§ **What you need to do**
The records should be repeated word for word, pictures excluded.

- - - - - - -

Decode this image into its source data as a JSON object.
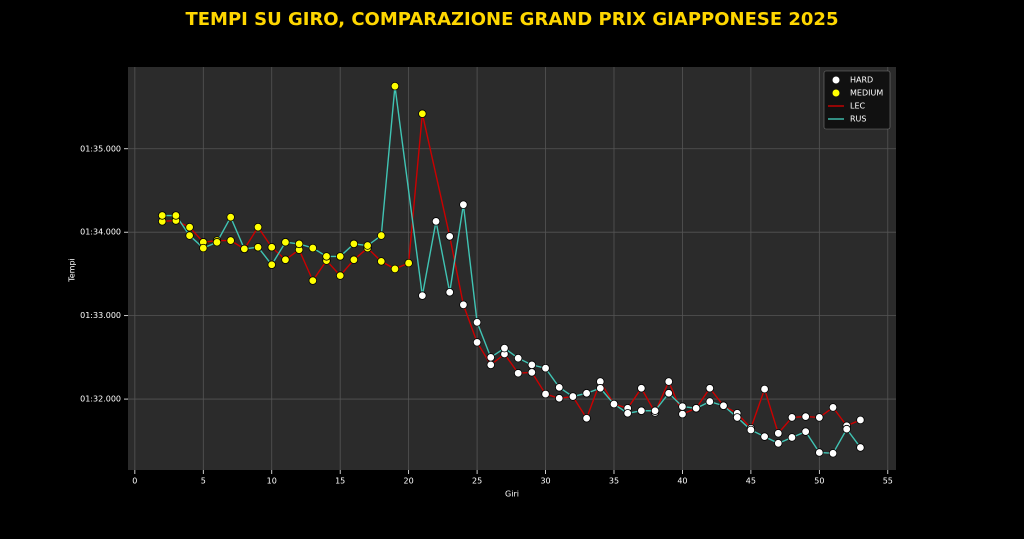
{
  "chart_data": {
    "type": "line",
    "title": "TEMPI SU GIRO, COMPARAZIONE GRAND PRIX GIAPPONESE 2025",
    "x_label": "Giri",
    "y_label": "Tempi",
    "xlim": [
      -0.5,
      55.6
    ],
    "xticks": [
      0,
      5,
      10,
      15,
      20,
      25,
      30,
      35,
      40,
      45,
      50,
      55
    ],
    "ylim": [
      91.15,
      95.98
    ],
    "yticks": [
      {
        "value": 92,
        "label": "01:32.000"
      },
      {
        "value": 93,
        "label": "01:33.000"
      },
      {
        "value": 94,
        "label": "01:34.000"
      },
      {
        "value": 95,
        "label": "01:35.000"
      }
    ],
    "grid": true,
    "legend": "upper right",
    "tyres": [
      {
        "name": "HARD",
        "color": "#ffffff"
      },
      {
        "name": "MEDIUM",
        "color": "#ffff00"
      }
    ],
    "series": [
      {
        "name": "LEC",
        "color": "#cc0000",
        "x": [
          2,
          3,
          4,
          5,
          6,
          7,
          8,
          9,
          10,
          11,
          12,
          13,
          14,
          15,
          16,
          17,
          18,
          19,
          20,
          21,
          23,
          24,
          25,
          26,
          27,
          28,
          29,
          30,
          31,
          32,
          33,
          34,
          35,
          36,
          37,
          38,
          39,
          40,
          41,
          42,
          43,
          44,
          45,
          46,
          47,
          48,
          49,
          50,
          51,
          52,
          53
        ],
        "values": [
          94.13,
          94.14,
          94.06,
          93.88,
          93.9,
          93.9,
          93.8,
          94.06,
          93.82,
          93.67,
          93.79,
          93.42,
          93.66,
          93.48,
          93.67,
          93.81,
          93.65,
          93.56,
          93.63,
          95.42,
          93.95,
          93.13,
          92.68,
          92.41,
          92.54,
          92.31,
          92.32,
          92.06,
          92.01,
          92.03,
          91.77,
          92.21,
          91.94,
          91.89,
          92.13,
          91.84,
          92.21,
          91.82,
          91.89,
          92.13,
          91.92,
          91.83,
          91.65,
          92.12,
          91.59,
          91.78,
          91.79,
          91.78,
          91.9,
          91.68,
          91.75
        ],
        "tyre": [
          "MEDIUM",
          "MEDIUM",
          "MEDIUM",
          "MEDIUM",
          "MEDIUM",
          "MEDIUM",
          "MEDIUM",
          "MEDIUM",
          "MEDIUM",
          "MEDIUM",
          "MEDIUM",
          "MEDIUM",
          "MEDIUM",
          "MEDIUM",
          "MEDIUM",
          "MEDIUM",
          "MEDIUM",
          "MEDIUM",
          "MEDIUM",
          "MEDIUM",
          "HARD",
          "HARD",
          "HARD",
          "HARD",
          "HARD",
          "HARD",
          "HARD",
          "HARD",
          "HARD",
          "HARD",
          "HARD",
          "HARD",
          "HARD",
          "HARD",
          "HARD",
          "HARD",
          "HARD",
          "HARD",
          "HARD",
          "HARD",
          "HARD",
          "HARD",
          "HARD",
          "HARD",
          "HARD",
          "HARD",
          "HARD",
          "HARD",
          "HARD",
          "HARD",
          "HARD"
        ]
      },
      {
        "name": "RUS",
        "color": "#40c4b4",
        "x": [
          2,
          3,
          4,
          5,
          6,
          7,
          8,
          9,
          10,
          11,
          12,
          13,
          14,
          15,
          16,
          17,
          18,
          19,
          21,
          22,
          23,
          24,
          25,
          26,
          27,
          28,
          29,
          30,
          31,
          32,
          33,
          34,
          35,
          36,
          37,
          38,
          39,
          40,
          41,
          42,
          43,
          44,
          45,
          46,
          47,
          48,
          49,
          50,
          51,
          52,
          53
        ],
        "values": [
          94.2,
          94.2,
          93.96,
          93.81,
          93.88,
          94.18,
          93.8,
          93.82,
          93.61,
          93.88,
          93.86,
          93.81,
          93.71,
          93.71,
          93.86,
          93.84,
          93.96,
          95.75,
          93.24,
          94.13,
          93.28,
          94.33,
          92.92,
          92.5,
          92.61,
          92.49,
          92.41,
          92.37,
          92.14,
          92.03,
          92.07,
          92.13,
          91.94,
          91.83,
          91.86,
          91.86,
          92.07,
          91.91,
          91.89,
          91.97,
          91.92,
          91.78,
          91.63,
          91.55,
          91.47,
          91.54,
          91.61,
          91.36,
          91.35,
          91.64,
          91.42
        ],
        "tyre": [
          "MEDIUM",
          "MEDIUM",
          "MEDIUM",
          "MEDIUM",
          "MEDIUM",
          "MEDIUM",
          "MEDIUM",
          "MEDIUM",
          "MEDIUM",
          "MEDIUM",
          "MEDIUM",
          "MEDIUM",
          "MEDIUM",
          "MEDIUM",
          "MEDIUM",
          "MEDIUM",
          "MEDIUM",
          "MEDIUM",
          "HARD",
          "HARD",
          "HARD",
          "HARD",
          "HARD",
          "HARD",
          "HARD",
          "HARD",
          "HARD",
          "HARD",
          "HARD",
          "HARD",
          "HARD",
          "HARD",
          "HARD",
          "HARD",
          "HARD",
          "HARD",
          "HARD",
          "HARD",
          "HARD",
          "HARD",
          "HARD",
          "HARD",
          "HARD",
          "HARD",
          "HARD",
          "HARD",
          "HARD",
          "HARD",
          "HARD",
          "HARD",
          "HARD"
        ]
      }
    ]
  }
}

- - - - - - -

§ **Output of the task**
Decode this image into its source data as a JSON object.
{
  "chart_data": {
    "type": "line",
    "title": "TEMPI SU GIRO, COMPARAZIONE GRAND PRIX GIAPPONESE 2025",
    "x_label": "Giri",
    "y_label": "Tempi",
    "xlim": [
      -0.5,
      55.6
    ],
    "xticks": [
      0,
      5,
      10,
      15,
      20,
      25,
      30,
      35,
      40,
      45,
      50,
      55
    ],
    "ylim": [
      91.15,
      95.98
    ],
    "yticks": [
      {
        "value": 92,
        "label": "01:32.000"
      },
      {
        "value": 93,
        "label": "01:33.000"
      },
      {
        "value": 94,
        "label": "01:34.000"
      },
      {
        "value": 95,
        "label": "01:35.000"
      }
    ],
    "grid": true,
    "legend": "upper right",
    "tyres": [
      {
        "name": "HARD",
        "color": "#ffffff"
      },
      {
        "name": "MEDIUM",
        "color": "#ffff00"
      }
    ],
    "series": [
      {
        "name": "LEC",
        "color": "#cc0000",
        "x": [
          2,
          3,
          4,
          5,
          6,
          7,
          8,
          9,
          10,
          11,
          12,
          13,
          14,
          15,
          16,
          17,
          18,
          19,
          20,
          21,
          23,
          24,
          25,
          26,
          27,
          28,
          29,
          30,
          31,
          32,
          33,
          34,
          35,
          36,
          37,
          38,
          39,
          40,
          41,
          42,
          43,
          44,
          45,
          46,
          47,
          48,
          49,
          50,
          51,
          52,
          53
        ],
        "values": [
          94.13,
          94.14,
          94.06,
          93.88,
          93.9,
          93.9,
          93.8,
          94.06,
          93.82,
          93.67,
          93.79,
          93.42,
          93.66,
          93.48,
          93.67,
          93.81,
          93.65,
          93.56,
          93.63,
          95.42,
          93.95,
          93.13,
          92.68,
          92.41,
          92.54,
          92.31,
          92.32,
          92.06,
          92.01,
          92.03,
          91.77,
          92.21,
          91.94,
          91.89,
          92.13,
          91.84,
          92.21,
          91.82,
          91.89,
          92.13,
          91.92,
          91.83,
          91.65,
          92.12,
          91.59,
          91.78,
          91.79,
          91.78,
          91.9,
          91.68,
          91.75
        ],
        "tyre": [
          "MEDIUM",
          "MEDIUM",
          "MEDIUM",
          "MEDIUM",
          "MEDIUM",
          "MEDIUM",
          "MEDIUM",
          "MEDIUM",
          "MEDIUM",
          "MEDIUM",
          "MEDIUM",
          "MEDIUM",
          "MEDIUM",
          "MEDIUM",
          "MEDIUM",
          "MEDIUM",
          "MEDIUM",
          "MEDIUM",
          "MEDIUM",
          "MEDIUM",
          "HARD",
          "HARD",
          "HARD",
          "HARD",
          "HARD",
          "HARD",
          "HARD",
          "HARD",
          "HARD",
          "HARD",
          "HARD",
          "HARD",
          "HARD",
          "HARD",
          "HARD",
          "HARD",
          "HARD",
          "HARD",
          "HARD",
          "HARD",
          "HARD",
          "HARD",
          "HARD",
          "HARD",
          "HARD",
          "HARD",
          "HARD",
          "HARD",
          "HARD",
          "HARD",
          "HARD"
        ]
      },
      {
        "name": "RUS",
        "color": "#40c4b4",
        "x": [
          2,
          3,
          4,
          5,
          6,
          7,
          8,
          9,
          10,
          11,
          12,
          13,
          14,
          15,
          16,
          17,
          18,
          19,
          21,
          22,
          23,
          24,
          25,
          26,
          27,
          28,
          29,
          30,
          31,
          32,
          33,
          34,
          35,
          36,
          37,
          38,
          39,
          40,
          41,
          42,
          43,
          44,
          45,
          46,
          47,
          48,
          49,
          50,
          51,
          52,
          53
        ],
        "values": [
          94.2,
          94.2,
          93.96,
          93.81,
          93.88,
          94.18,
          93.8,
          93.82,
          93.61,
          93.88,
          93.86,
          93.81,
          93.71,
          93.71,
          93.86,
          93.84,
          93.96,
          95.75,
          93.24,
          94.13,
          93.28,
          94.33,
          92.92,
          92.5,
          92.61,
          92.49,
          92.41,
          92.37,
          92.14,
          92.03,
          92.07,
          92.13,
          91.94,
          91.83,
          91.86,
          91.86,
          92.07,
          91.91,
          91.89,
          91.97,
          91.92,
          91.78,
          91.63,
          91.55,
          91.47,
          91.54,
          91.61,
          91.36,
          91.35,
          91.64,
          91.42
        ],
        "tyre": [
          "MEDIUM",
          "MEDIUM",
          "MEDIUM",
          "MEDIUM",
          "MEDIUM",
          "MEDIUM",
          "MEDIUM",
          "MEDIUM",
          "MEDIUM",
          "MEDIUM",
          "MEDIUM",
          "MEDIUM",
          "MEDIUM",
          "MEDIUM",
          "MEDIUM",
          "MEDIUM",
          "MEDIUM",
          "MEDIUM",
          "HARD",
          "HARD",
          "HARD",
          "HARD",
          "HARD",
          "HARD",
          "HARD",
          "HARD",
          "HARD",
          "HARD",
          "HARD",
          "HARD",
          "HARD",
          "HARD",
          "HARD",
          "HARD",
          "HARD",
          "HARD",
          "HARD",
          "HARD",
          "HARD",
          "HARD",
          "HARD",
          "HARD",
          "HARD",
          "HARD",
          "HARD",
          "HARD",
          "HARD",
          "HARD",
          "HARD",
          "HARD",
          "HARD"
        ]
      }
    ]
  }
}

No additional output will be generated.